_Problem_. Below are records. Copy every line with "color" in it.

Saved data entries
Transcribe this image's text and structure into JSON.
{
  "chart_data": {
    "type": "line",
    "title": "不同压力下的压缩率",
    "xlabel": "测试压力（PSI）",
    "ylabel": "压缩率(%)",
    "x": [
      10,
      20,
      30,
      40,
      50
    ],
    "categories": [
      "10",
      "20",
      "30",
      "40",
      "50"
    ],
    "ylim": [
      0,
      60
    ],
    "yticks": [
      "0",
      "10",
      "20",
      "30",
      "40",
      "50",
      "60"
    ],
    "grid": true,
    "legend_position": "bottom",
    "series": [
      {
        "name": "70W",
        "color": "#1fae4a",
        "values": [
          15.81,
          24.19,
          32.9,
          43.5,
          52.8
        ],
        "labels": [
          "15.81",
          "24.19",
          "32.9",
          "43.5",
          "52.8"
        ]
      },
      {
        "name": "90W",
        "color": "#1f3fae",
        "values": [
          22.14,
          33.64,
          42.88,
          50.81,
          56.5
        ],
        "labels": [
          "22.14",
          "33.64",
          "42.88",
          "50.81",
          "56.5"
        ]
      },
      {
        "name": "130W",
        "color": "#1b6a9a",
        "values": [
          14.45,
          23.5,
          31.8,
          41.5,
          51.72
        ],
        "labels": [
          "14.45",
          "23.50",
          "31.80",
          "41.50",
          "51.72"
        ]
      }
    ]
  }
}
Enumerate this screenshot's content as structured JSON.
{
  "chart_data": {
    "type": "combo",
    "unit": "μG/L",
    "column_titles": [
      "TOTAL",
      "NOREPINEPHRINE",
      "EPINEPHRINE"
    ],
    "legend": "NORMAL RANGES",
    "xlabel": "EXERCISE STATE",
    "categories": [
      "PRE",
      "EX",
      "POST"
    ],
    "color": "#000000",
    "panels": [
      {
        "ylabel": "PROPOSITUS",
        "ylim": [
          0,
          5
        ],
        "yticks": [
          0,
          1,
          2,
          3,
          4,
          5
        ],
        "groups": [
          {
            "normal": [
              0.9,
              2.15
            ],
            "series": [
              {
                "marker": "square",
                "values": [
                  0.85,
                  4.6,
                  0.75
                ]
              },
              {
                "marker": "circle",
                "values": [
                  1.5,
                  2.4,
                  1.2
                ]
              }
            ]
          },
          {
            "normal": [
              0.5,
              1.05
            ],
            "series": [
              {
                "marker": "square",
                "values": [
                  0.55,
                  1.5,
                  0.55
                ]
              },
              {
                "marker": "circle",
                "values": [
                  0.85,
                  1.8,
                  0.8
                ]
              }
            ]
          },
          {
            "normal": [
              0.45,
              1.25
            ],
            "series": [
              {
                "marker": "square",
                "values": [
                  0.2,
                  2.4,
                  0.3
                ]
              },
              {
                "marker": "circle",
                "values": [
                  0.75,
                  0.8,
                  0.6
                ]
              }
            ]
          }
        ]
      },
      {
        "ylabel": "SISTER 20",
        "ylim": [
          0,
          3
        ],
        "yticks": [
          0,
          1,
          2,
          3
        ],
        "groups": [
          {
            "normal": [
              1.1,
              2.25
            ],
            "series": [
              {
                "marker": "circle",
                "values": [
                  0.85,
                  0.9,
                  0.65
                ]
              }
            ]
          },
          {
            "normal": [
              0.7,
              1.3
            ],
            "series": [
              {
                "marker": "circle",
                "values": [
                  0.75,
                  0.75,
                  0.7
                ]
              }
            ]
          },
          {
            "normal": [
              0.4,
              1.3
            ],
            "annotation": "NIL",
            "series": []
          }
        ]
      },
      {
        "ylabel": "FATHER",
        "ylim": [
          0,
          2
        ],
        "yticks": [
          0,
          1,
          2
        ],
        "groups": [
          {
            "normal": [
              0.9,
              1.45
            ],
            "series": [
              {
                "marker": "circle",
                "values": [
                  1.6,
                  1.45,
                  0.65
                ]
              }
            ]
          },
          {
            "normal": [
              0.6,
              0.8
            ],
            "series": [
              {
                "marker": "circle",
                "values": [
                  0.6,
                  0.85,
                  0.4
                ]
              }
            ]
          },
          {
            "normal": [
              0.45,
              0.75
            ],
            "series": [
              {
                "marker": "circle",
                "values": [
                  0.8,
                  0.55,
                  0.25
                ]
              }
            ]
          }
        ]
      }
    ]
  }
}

_Response to this task_.
        "color": "#1fae4a",
        "color": "#1f3fae",
        "color": "#1b6a9a",
    "color": "#000000",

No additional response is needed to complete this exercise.